◆ **WHAT THE EXERCISE ASKS**:
Can you write out all of the material below, word for word?
------------------------------------
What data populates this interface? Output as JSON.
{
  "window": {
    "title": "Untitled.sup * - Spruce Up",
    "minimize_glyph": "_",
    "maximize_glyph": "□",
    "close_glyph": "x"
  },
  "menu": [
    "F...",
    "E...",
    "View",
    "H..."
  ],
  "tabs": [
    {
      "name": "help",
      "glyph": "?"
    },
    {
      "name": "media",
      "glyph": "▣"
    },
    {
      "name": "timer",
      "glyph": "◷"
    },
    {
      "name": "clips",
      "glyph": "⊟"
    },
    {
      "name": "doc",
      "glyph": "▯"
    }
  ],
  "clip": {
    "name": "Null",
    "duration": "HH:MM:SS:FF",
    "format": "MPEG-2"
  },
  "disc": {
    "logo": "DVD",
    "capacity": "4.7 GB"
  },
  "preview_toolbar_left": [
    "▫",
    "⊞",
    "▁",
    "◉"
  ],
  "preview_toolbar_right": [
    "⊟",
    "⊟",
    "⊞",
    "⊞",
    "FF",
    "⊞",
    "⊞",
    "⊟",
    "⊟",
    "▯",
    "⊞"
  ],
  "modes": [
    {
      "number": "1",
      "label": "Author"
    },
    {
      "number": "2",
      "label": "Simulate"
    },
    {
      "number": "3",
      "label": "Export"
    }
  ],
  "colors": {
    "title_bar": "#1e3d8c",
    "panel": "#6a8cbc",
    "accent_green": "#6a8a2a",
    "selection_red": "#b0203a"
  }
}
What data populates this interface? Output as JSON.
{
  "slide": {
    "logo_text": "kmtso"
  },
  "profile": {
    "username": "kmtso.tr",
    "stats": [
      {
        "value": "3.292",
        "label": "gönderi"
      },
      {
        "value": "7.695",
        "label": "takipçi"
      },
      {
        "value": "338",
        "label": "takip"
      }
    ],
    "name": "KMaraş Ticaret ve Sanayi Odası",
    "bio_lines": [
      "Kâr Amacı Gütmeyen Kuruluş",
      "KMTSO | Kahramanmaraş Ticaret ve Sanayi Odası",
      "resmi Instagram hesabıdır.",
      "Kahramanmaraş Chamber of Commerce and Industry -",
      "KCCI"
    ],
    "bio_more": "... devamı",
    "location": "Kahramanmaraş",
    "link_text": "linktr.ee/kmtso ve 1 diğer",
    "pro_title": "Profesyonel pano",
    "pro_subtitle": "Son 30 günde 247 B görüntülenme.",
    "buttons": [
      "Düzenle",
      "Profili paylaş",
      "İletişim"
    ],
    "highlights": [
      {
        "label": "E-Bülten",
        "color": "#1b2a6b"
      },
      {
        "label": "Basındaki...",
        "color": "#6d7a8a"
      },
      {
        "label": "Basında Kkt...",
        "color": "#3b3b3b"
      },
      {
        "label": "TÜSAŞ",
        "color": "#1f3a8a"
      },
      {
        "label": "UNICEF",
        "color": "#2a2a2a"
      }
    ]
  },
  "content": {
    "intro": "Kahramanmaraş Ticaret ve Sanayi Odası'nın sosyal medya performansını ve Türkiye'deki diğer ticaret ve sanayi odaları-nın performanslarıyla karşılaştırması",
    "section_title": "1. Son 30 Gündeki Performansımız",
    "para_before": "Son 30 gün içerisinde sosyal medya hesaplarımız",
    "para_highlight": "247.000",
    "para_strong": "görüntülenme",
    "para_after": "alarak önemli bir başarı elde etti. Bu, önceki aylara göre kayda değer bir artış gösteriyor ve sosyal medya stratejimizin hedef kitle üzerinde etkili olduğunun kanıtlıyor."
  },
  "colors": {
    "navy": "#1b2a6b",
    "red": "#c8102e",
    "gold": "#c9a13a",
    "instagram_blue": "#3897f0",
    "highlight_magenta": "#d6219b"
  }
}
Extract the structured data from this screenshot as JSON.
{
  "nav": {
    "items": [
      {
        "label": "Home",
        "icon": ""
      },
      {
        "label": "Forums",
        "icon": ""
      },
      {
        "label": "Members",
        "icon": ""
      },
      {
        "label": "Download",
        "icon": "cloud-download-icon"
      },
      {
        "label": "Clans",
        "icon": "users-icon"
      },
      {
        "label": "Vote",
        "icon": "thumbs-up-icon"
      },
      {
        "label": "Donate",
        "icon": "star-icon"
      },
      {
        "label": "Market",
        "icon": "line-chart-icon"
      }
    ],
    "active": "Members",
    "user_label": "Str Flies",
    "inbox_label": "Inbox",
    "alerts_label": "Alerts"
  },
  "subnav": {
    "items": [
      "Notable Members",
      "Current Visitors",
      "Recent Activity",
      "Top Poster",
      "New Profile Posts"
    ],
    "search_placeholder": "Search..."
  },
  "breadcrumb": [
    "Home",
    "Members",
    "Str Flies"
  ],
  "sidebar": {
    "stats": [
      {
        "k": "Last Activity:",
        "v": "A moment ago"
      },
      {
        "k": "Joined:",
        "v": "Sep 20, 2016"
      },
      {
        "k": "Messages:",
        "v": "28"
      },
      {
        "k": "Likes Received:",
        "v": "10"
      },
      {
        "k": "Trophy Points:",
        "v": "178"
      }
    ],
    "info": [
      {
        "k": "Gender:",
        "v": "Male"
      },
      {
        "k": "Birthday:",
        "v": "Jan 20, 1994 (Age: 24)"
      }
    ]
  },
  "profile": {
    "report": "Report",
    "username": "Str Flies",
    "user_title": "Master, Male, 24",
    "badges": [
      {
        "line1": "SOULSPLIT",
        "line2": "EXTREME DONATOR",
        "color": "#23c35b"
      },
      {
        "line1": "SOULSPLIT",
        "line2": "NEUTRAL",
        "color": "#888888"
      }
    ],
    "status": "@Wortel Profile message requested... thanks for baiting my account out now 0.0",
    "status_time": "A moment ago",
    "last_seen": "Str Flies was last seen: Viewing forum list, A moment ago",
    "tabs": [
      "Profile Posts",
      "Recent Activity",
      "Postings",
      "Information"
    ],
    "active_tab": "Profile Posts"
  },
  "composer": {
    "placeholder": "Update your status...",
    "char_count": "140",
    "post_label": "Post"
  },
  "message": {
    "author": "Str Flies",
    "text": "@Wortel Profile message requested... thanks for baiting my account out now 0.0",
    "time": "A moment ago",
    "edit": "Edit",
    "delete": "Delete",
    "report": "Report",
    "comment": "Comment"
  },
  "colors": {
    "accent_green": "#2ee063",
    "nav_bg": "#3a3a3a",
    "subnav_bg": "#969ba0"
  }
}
------------------------------------
◆ **RIGHT ANSWER**:
What data populates this interface? Output as JSON.
{
  "window": {
    "title": "Untitled.sup * - Spruce Up",
    "minimize_glyph": "_",
    "maximize_glyph": "□",
    "close_glyph": "x"
  },
  "menu": [
    "F...",
    "E...",
    "View",
    "H..."
  ],
  "tabs": [
    {
      "name": "help",
      "glyph": "?"
    },
    {
      "name": "media",
      "glyph": "▣"
    },
    {
      "name": "timer",
      "glyph": "◷"
    },
    {
      "name": "clips",
      "glyph": "⊟"
    },
    {
      "name": "doc",
      "glyph": "▯"
    }
  ],
  "clip": {
    "name": "Null",
    "duration": "HH:MM:SS:FF",
    "format": "MPEG-2"
  },
  "disc": {
    "logo": "DVD",
    "capacity": "4.7 GB"
  },
  "preview_toolbar_left": [
    "▫",
    "⊞",
    "▁",
    "◉"
  ],
  "preview_toolbar_right": [
    "⊟",
    "⊟",
    "⊞",
    "⊞",
    "FF",
    "⊞",
    "⊞",
    "⊟",
    "⊟",
    "▯",
    "⊞"
  ],
  "modes": [
    {
      "number": "1",
      "label": "Author"
    },
    {
      "number": "2",
      "label": "Simulate"
    },
    {
      "number": "3",
      "label": "Export"
    }
  ],
  "colors": {
    "title_bar": "#1e3d8c",
    "panel": "#6a8cbc",
    "accent_green": "#6a8a2a",
    "selection_red": "#b0203a"
  }
}
What data populates this interface? Output as JSON.
{
  "slide": {
    "logo_text": "kmtso"
  },
  "profile": {
    "username": "kmtso.tr",
    "stats": [
      {
        "value": "3.292",
        "label": "gönderi"
      },
      {
        "value": "7.695",
        "label": "takipçi"
      },
      {
        "value": "338",
        "label": "takip"
      }
    ],
    "name": "KMaraş Ticaret ve Sanayi Odası",
    "bio_lines": [
      "Kâr Amacı Gütmeyen Kuruluş",
      "KMTSO | Kahramanmaraş Ticaret ve Sanayi Odası",
      "resmi Instagram hesabıdır.",
      "Kahramanmaraş Chamber of Commerce and Industry -",
      "KCCI"
    ],
    "bio_more": "... devamı",
    "location": "Kahramanmaraş",
    "link_text": "linktr.ee/kmtso ve 1 diğer",
    "pro_title": "Profesyonel pano",
    "pro_subtitle": "Son 30 günde 247 B görüntülenme.",
    "buttons": [
      "Düzenle",
      "Profili paylaş",
      "İletişim"
    ],
    "highlights": [
      {
        "label": "E-Bülten",
        "color": "#1b2a6b"
      },
      {
        "label": "Basındaki...",
        "color": "#6d7a8a"
      },
      {
        "label": "Basında Kkt...",
        "color": "#3b3b3b"
      },
      {
        "label": "TÜSAŞ",
        "color": "#1f3a8a"
      },
      {
        "label": "UNICEF",
        "color": "#2a2a2a"
      }
    ]
  },
  "content": {
    "intro": "Kahramanmaraş Ticaret ve Sanayi Odası'nın sosyal medya performansını ve Türkiye'deki diğer ticaret ve sanayi odaları-nın performanslarıyla karşılaştırması",
    "section_title": "1. Son 30 Gündeki Performansımız",
    "para_before": "Son 30 gün içerisinde sosyal medya hesaplarımız",
    "para_highlight": "247.000",
    "para_strong": "görüntülenme",
    "para_after": "alarak önemli bir başarı elde etti. Bu, önceki aylara göre kayda değer bir artış gösteriyor ve sosyal medya stratejimizin hedef kitle üzerinde etkili olduğunun kanıtlıyor."
  },
  "colors": {
    "navy": "#1b2a6b",
    "red": "#c8102e",
    "gold": "#c9a13a",
    "instagram_blue": "#3897f0",
    "highlight_magenta": "#d6219b"
  }
}
Extract the structured data from this screenshot as JSON.
{
  "nav": {
    "items": [
      {
        "label": "Home",
        "icon": ""
      },
      {
        "label": "Forums",
        "icon": ""
      },
      {
        "label": "Members",
        "icon": ""
      },
      {
        "label": "Download",
        "icon": "cloud-download-icon"
      },
      {
        "label": "Clans",
        "icon": "users-icon"
      },
      {
        "label": "Vote",
        "icon": "thumbs-up-icon"
      },
      {
        "label": "Donate",
        "icon": "star-icon"
      },
      {
        "label": "Market",
        "icon": "line-chart-icon"
      }
    ],
    "active": "Members",
    "user_label": "Str Flies",
    "inbox_label": "Inbox",
    "alerts_label": "Alerts"
  },
  "subnav": {
    "items": [
      "Notable Members",
      "Current Visitors",
      "Recent Activity",
      "Top Poster",
      "New Profile Posts"
    ],
    "search_placeholder": "Search..."
  },
  "breadcrumb": [
    "Home",
    "Members",
    "Str Flies"
  ],
  "sidebar": {
    "stats": [
      {
        "k": "Last Activity:",
        "v": "A moment ago"
      },
      {
        "k": "Joined:",
        "v": "Sep 20, 2016"
      },
      {
        "k": "Messages:",
        "v": "28"
      },
      {
        "k": "Likes Received:",
        "v": "10"
      },
      {
        "k": "Trophy Points:",
        "v": "178"
      }
    ],
    "info": [
      {
        "k": "Gender:",
        "v": "Male"
      },
      {
        "k": "Birthday:",
        "v": "Jan 20, 1994 (Age: 24)"
      }
    ]
  },
  "profile": {
    "report": "Report",
    "username": "Str Flies",
    "user_title": "Master, Male, 24",
    "badges": [
      {
        "line1": "SOULSPLIT",
        "line2": "EXTREME DONATOR",
        "color": "#23c35b"
      },
      {
        "line1": "SOULSPLIT",
        "line2": "NEUTRAL",
        "color": "#888888"
      }
    ],
    "status": "@Wortel Profile message requested... thanks for baiting my account out now 0.0",
    "status_time": "A moment ago",
    "last_seen": "Str Flies was last seen: Viewing forum list, A moment ago",
    "tabs": [
      "Profile Posts",
      "Recent Activity",
      "Postings",
      "Information"
    ],
    "active_tab": "Profile Posts"
  },
  "composer": {
    "placeholder": "Update your status...",
    "char_count": "140",
    "post_label": "Post"
  },
  "message": {
    "author": "Str Flies",
    "text": "@Wortel Profile message requested... thanks for baiting my account out now 0.0",
    "time": "A moment ago",
    "edit": "Edit",
    "delete": "Delete",
    "report": "Report",
    "comment": "Comment"
  },
  "colors": {
    "accent_green": "#2ee063",
    "nav_bg": "#3a3a3a",
    "subnav_bg": "#969ba0"
  }
}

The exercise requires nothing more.